PROBLEM DESCRIPTION:
Without the pictures, copy all the entries below exactly.
BEGIN SUPPLIED INFORMATION
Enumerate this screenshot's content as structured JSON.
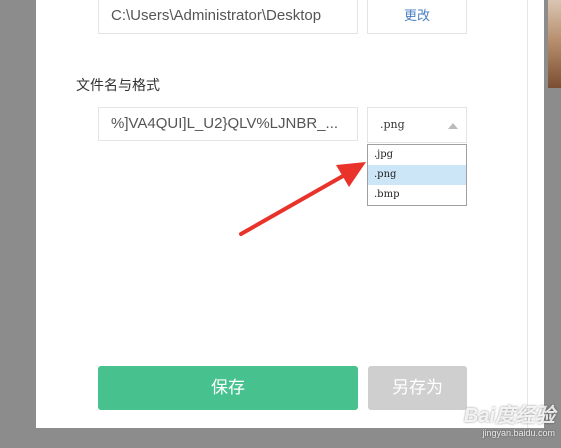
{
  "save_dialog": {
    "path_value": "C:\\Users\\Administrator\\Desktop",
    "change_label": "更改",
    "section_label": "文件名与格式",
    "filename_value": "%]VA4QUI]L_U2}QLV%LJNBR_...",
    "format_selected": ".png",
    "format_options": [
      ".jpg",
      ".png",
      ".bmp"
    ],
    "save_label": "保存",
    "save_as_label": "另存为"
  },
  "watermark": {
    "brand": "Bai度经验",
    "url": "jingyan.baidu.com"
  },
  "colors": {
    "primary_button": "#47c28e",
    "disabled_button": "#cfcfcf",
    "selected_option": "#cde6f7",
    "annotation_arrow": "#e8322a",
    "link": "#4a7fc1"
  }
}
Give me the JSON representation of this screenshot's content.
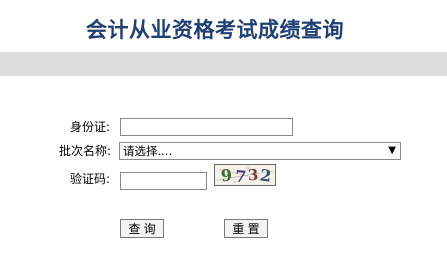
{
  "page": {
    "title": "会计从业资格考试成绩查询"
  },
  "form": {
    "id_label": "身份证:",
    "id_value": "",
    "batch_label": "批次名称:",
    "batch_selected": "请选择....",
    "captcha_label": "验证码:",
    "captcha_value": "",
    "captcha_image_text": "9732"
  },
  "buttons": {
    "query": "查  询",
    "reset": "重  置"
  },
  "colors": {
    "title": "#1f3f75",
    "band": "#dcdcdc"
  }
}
END SUPPLIED INFORMATION
EXERCISE OUTPUT:
Enumerate this screenshot's content as structured JSON.
{
  "save_dialog": {
    "path_value": "C:\\Users\\Administrator\\Desktop",
    "change_label": "更改",
    "section_label": "文件名与格式",
    "filename_value": "%]VA4QUI]L_U2}QLV%LJNBR_...",
    "format_selected": ".png",
    "format_options": [
      ".jpg",
      ".png",
      ".bmp"
    ],
    "save_label": "保存",
    "save_as_label": "另存为"
  },
  "watermark": {
    "brand": "Bai度经验",
    "url": "jingyan.baidu.com"
  },
  "colors": {
    "primary_button": "#47c28e",
    "disabled_button": "#cfcfcf",
    "selected_option": "#cde6f7",
    "annotation_arrow": "#e8322a",
    "link": "#4a7fc1"
  }
}
Give me the JSON representation of this screenshot's content.
{
  "page": {
    "title": "会计从业资格考试成绩查询"
  },
  "form": {
    "id_label": "身份证:",
    "id_value": "",
    "batch_label": "批次名称:",
    "batch_selected": "请选择....",
    "captcha_label": "验证码:",
    "captcha_value": "",
    "captcha_image_text": "9732"
  },
  "buttons": {
    "query": "查  询",
    "reset": "重  置"
  },
  "colors": {
    "title": "#1f3f75",
    "band": "#dcdcdc"
  }
}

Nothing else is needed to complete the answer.